**EXERCISE DIRECTIONS:** Identify the lines that include the word "税金的计价办法", then copy all of them.

**DATA SUPPLIED:**
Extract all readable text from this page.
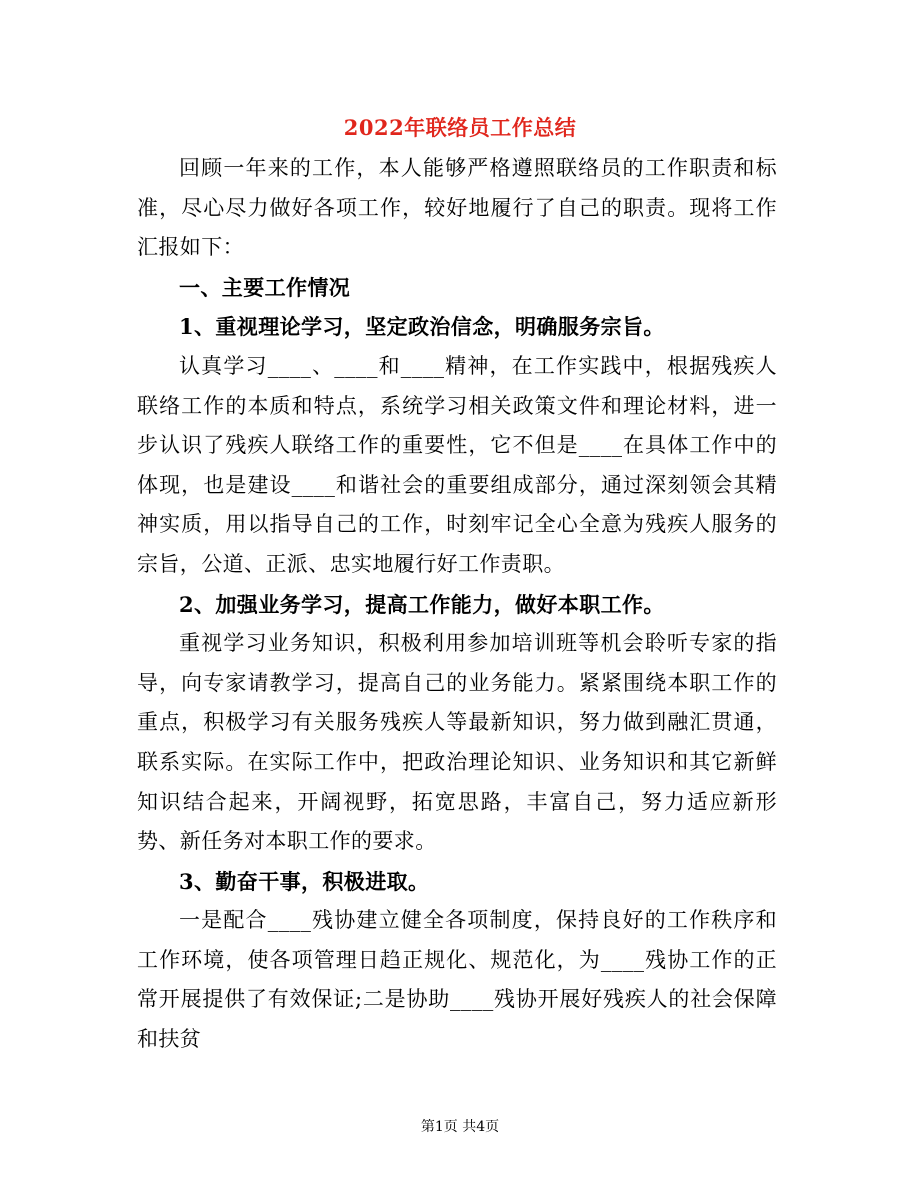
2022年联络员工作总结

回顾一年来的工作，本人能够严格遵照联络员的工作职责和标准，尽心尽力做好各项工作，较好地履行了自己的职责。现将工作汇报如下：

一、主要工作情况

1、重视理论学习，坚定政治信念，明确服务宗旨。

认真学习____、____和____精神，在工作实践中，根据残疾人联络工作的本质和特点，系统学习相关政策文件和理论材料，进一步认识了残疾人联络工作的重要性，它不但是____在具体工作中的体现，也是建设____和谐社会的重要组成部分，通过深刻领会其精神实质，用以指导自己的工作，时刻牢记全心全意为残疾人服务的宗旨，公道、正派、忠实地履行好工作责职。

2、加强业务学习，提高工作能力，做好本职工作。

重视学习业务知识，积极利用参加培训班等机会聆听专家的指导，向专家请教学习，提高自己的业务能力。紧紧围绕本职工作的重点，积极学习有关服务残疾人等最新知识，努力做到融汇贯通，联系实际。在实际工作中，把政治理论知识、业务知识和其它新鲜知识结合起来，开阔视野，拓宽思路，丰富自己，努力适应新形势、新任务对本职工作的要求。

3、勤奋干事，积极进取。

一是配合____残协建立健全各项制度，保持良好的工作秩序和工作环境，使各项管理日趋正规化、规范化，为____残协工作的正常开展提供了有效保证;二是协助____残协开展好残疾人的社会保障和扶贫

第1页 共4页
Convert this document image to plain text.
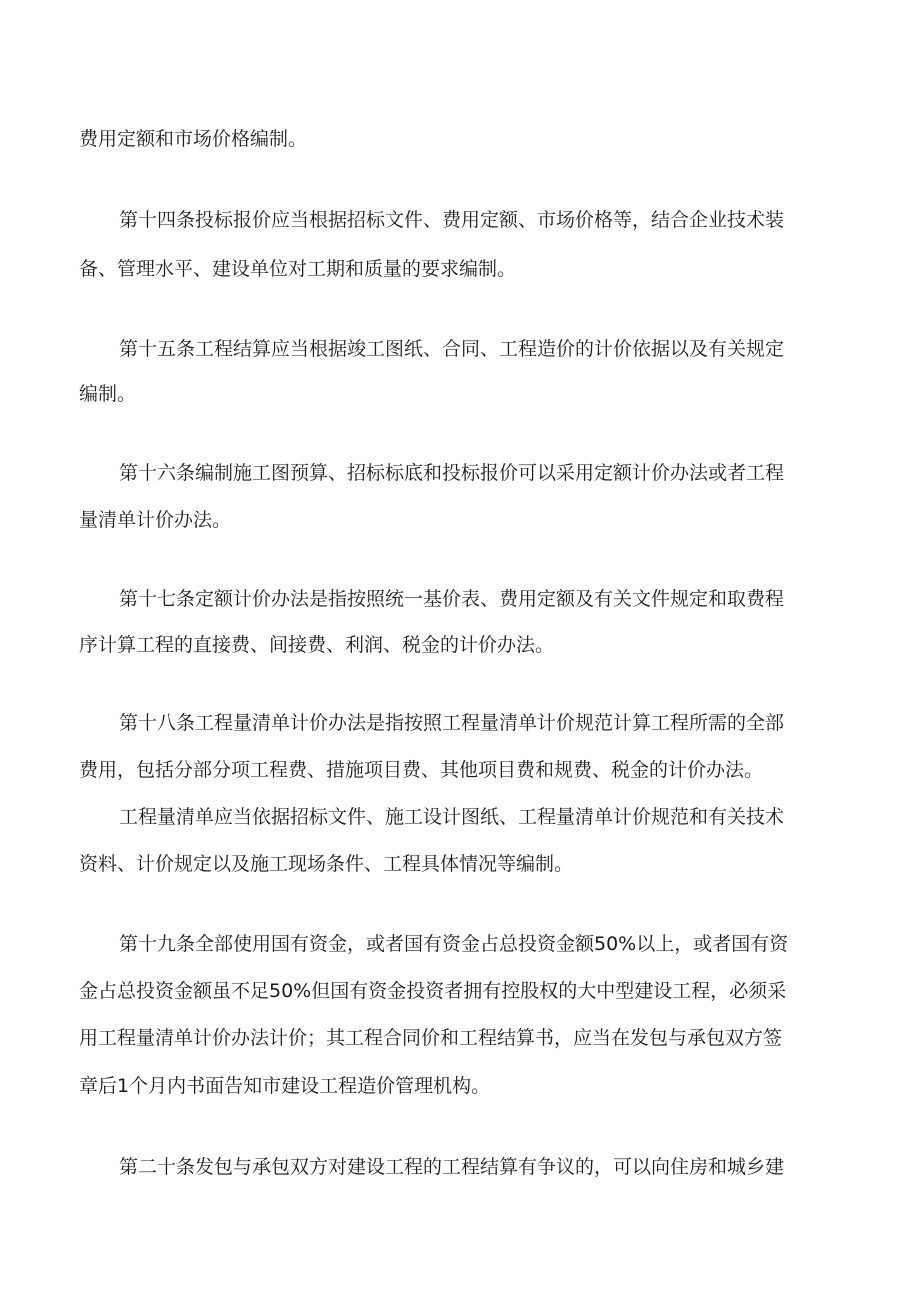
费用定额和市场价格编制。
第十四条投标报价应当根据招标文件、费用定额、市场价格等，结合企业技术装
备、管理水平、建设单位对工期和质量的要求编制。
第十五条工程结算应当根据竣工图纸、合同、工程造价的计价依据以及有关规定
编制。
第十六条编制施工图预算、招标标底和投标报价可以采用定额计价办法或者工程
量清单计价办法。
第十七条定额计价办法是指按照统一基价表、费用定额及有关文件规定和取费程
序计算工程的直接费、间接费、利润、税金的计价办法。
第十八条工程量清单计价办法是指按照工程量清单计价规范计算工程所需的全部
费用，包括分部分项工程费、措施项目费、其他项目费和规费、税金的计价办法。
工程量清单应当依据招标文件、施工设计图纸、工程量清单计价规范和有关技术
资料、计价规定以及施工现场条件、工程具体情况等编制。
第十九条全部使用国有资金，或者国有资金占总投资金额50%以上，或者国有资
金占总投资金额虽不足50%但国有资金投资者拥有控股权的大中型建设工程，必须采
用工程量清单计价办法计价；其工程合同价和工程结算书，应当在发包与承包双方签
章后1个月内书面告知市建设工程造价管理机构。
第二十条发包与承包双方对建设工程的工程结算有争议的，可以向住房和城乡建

**EXPECTED ANSWER:**
序计算工程的直接费、间接费、利润、税金的计价办法。
费用，包括分部分项工程费、措施项目费、其他项目费和规费、税金的计价办法。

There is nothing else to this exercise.